──────── Passage ────────

# Longest Practical Straight



## Grandcheapskate (Jan 5, 2006)

Hi All,
Purely for discussion purposes, what would you consider to be the longest practical size for a single piece of plastic straight track that you could use multiple times in your layout? Would it be 24", 36" or as long as 48"?
It seems long straights are on just about everyone's wish list when it comes to track pieces which aren't available.

Thanks...Joe


----------



## BRS Hobbies (Feb 16, 2006)

Joe,

I would say a 24" or a 30" long straight track. If you make them much longer then you might have problems shipping the track pieces and getting damaged in transit. 

Best regards,
Brian


----------



## aelancaster (Apr 8, 2006)

I would think keeping the lengths in multiples of 3 would be ideal as this would make for easily swapping out wit shorter multiple pcs. in order too make for a smoother overall track. I know that I would replace alot of my straight pcs. in order to accomplish this. Would love too see 24" and 36".
Thanks
Andy


----------



## videojimmy (Jan 12, 2006)

yeah... I;m down for 24 and 36 inch straights


----------



## BewstdGT (Jan 4, 2005)

When you build an HO track it would be best for the long sections to be interchangable as has been mentioned. For this reason I think 24" would be best because its the most practical. The majority of people who would be buying track have smaller layouts and the longest straights are usually between 4 and 8 feet. So I cant see much point in making a lot of production 36" straights. 24 would be such a large improvement over 15's that I dont see thepoint in going up to 36.


----------



## micyou03 (Apr 8, 2003)

I would rather see half and 3/4 turns. My straights are pretty smooth anyway.


----------



## roadrner (Jul 21, 1999)

I would think in denominations of 12". 1', 2', 3', 4', and 5' would give quite a few options for the track builder. From a door track to a 20' table, you could do it nice and smooth (er). What i'd really like to see would be making them 4 lane sections as well. :thumbsup: rr


----------



## Crimnick (May 28, 2006)

3 long straights or 45"

Or better yet....rig a seamless vinyl siding machine to spit out the track bed to any length and install rails by hand or send them for later install....heh


----------



## Manning (Mar 2, 2004)

──────── Information provided ────────

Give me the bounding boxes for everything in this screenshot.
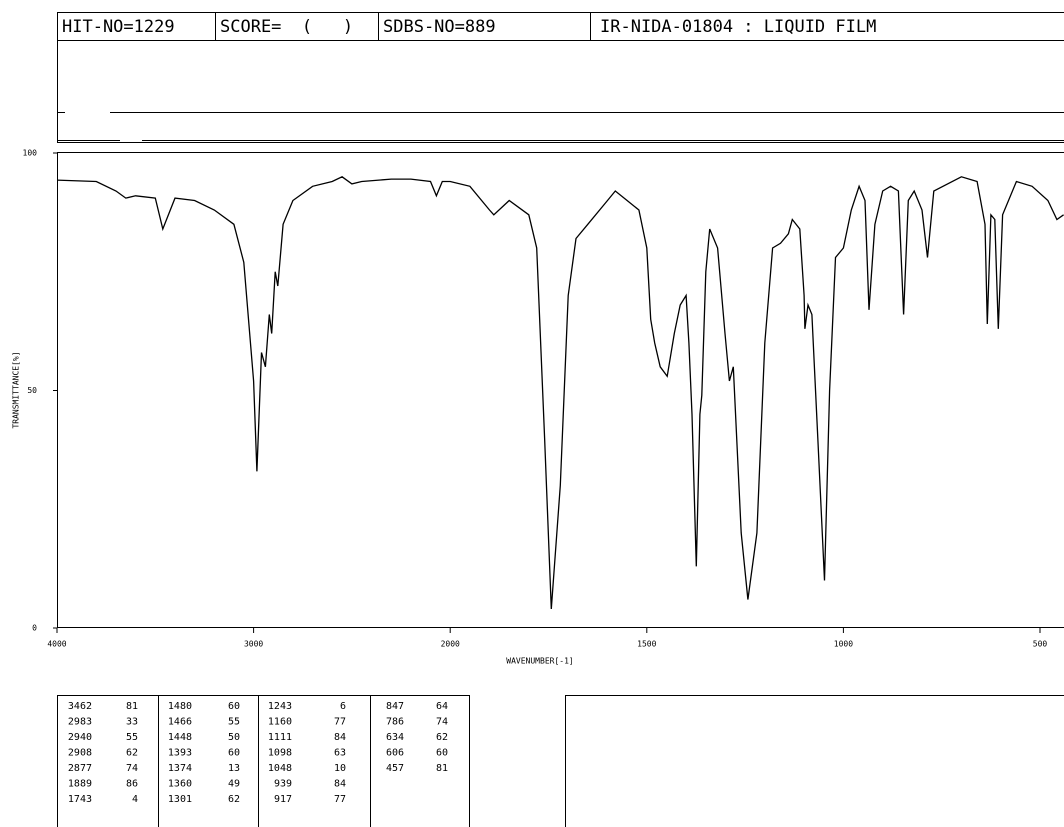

────────

> Prompt: Please extend the forum thread on the longest practical straight track piece, picking up right after its last line.

> Answer for the task:
I could eliminate several joints with 12" straights, or even more joints with 24" straights. 

If I had to pick just one, it would be 24". 

I like the "vinyl siding" idea..... :thumbsup:


----------



## Montoya1 (May 14, 2004)

Grandcheapskate said:


> Hi All,
> Purely for discussion purposes, what would you consider to be the longest practical size for a single piece of plastic straight track that you could use multiple times in your layout? Would it be 24", 36" or as long as 48"?
> It seems long straights are on just about everyone's wish list when it comes to track pieces which aren't available.
> 
> Thanks...Joe


30'' would be best for me, half the joints we have now. Make them four lane and halve the number of joints again.

But the real piece I want is a 24'' curve.


----------



## sethndaddy (Dec 4, 2004)

8 FOOTERS BABY 
WEEEEEEEEEEEEEE 

(no, really, 2 foot, the longer pieces will warp to easy)


----------



## TGtycopro (Jun 1, 2006)

Figure out a way to make a 36" FLEX Track.........then you'll really have something


----------



## noddaz (Aug 6, 1999)

One would think that a 30" straight track would be it... 
Can any of you that have rather large tracks actually sit down and count how many of these you would buy? On my little home track I would need two of them.....


----------



## glbbb (Jan 26, 2003)

I would recomend a 36 or 48 inch straights.
glbb


----------



## Grandcheapskate (Jan 5, 2006)

Would the straight necessarily have to be one molded piece? For example, say it were possible (and I don't know that it is possible) to create multiple molds of smaller straights and then have the fabricator combine some of the molds together to make a long straight. You might notice seam lines where the molds are put together, but the rail would be continuous.
Would that be satisfactory?
If so, that opens the possibility of making a couple different molds of smaller straights with an eye toward combining them into a long straight with continuous rail.
Just brainstorming....

Joe


----------



## buzzinhornet (Jan 20, 2000)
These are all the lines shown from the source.